▸ PROBLEM DESCRIPTION
Using the material below, copy every line where "PEGASUS" appears.

▸ EXERCISE INPUTS
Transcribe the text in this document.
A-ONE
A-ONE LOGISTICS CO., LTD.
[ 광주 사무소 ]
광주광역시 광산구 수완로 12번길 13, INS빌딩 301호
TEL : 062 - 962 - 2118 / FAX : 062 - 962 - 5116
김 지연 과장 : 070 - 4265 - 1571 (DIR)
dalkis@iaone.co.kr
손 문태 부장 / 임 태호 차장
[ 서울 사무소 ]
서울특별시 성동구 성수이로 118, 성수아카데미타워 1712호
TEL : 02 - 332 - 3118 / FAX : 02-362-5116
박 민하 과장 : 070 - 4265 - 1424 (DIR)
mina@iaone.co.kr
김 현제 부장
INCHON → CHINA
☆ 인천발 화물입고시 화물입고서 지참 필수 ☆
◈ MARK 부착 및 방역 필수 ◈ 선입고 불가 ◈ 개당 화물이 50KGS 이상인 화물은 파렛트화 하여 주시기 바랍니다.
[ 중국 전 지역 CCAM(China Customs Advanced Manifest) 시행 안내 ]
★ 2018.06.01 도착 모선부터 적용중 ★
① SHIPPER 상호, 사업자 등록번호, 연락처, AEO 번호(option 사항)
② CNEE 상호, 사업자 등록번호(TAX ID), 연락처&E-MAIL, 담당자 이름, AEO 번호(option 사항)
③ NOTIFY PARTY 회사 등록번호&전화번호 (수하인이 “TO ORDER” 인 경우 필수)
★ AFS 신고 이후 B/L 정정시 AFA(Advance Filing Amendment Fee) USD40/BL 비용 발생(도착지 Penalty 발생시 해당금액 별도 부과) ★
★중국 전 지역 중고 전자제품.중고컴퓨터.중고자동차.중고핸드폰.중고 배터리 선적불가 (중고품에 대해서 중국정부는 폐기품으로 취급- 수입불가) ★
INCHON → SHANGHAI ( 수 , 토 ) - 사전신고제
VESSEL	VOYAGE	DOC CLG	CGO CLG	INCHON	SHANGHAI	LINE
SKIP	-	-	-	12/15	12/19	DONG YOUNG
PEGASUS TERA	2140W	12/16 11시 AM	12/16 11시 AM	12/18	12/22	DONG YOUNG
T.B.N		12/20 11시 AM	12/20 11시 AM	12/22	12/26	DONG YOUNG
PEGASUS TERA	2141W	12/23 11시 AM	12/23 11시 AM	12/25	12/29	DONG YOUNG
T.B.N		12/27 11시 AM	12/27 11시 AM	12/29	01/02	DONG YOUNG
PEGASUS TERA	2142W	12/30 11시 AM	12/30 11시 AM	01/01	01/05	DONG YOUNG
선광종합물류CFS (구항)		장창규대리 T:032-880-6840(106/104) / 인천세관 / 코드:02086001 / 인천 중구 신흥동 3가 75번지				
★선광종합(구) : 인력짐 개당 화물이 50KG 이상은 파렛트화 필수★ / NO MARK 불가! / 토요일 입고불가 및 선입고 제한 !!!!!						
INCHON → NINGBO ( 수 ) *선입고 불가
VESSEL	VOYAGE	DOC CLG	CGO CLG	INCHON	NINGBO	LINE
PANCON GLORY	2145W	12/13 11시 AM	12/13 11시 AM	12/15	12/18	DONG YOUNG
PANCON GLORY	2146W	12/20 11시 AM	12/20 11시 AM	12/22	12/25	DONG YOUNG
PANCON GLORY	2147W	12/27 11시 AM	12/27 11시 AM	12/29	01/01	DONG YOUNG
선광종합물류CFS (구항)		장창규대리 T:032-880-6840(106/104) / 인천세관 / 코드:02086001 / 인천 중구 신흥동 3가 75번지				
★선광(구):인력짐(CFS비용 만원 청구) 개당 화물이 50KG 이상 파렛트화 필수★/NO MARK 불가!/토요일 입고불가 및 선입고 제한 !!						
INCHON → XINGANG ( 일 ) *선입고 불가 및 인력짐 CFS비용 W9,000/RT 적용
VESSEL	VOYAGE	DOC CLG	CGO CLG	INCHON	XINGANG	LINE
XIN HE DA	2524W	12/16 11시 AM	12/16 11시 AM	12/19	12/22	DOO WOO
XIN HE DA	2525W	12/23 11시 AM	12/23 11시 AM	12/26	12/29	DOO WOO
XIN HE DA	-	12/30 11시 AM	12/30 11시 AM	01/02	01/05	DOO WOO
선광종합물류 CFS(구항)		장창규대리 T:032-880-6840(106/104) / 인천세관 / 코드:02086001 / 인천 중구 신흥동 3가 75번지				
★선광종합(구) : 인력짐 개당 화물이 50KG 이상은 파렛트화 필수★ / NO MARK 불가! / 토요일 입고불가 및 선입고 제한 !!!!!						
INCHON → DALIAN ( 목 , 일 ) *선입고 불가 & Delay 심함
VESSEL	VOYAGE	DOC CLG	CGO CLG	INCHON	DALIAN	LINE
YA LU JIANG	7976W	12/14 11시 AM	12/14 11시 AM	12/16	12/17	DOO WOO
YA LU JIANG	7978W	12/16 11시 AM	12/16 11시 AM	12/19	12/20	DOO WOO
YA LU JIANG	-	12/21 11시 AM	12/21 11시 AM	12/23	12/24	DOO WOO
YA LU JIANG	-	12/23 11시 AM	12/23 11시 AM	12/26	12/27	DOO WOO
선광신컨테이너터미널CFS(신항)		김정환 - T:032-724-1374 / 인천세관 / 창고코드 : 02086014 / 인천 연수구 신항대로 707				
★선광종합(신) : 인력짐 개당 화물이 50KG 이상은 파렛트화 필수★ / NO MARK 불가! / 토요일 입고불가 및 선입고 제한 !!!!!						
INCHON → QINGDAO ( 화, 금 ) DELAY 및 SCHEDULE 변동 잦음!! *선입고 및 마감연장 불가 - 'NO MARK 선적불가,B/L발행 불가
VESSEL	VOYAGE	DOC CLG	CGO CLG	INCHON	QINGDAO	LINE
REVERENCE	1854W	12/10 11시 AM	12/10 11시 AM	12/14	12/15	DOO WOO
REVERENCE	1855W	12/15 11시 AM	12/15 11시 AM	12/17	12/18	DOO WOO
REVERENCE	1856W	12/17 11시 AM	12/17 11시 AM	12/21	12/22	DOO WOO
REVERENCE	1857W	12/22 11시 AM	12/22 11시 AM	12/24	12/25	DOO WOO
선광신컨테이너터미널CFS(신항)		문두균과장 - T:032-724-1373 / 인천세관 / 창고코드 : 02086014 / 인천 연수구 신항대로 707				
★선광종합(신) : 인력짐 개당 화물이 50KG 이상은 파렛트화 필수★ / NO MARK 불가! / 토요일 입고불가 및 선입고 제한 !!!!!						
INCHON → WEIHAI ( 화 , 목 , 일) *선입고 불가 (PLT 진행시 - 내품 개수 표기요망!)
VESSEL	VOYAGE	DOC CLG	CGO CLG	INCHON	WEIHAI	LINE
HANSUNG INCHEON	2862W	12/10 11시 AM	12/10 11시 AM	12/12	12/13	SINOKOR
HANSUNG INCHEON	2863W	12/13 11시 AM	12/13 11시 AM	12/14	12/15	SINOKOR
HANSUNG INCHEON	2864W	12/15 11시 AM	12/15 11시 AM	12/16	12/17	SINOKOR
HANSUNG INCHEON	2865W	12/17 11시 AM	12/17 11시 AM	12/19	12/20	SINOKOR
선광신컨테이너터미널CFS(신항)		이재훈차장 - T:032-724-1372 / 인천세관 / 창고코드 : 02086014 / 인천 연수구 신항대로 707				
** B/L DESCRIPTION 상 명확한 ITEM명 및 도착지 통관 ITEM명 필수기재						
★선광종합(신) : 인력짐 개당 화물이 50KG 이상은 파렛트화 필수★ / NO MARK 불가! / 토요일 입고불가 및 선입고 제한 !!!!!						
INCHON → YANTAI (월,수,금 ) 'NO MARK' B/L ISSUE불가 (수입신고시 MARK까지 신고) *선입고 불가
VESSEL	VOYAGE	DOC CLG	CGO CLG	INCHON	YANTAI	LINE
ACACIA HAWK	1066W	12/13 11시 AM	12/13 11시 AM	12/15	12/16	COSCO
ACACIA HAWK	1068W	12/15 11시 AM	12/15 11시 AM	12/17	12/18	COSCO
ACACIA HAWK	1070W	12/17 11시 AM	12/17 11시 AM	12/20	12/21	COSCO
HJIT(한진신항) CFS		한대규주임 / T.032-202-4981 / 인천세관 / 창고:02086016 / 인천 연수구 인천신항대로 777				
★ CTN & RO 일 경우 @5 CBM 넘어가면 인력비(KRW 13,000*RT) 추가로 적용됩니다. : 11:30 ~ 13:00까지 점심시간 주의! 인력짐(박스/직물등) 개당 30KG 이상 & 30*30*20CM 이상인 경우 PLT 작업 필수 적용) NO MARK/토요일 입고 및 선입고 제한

▸ ANSWER TO THIS TASK
PEGASUS TERA	2140W	12/16 11시 AM	12/16 11시 AM	12/18	12/22	DONG YOUNG
PEGASUS TERA	2141W	12/23 11시 AM	12/23 11시 AM	12/25	12/29	DONG YOUNG
PEGASUS TERA	2142W	12/30 11시 AM	12/30 11시 AM	01/01	01/05	DONG YOUNG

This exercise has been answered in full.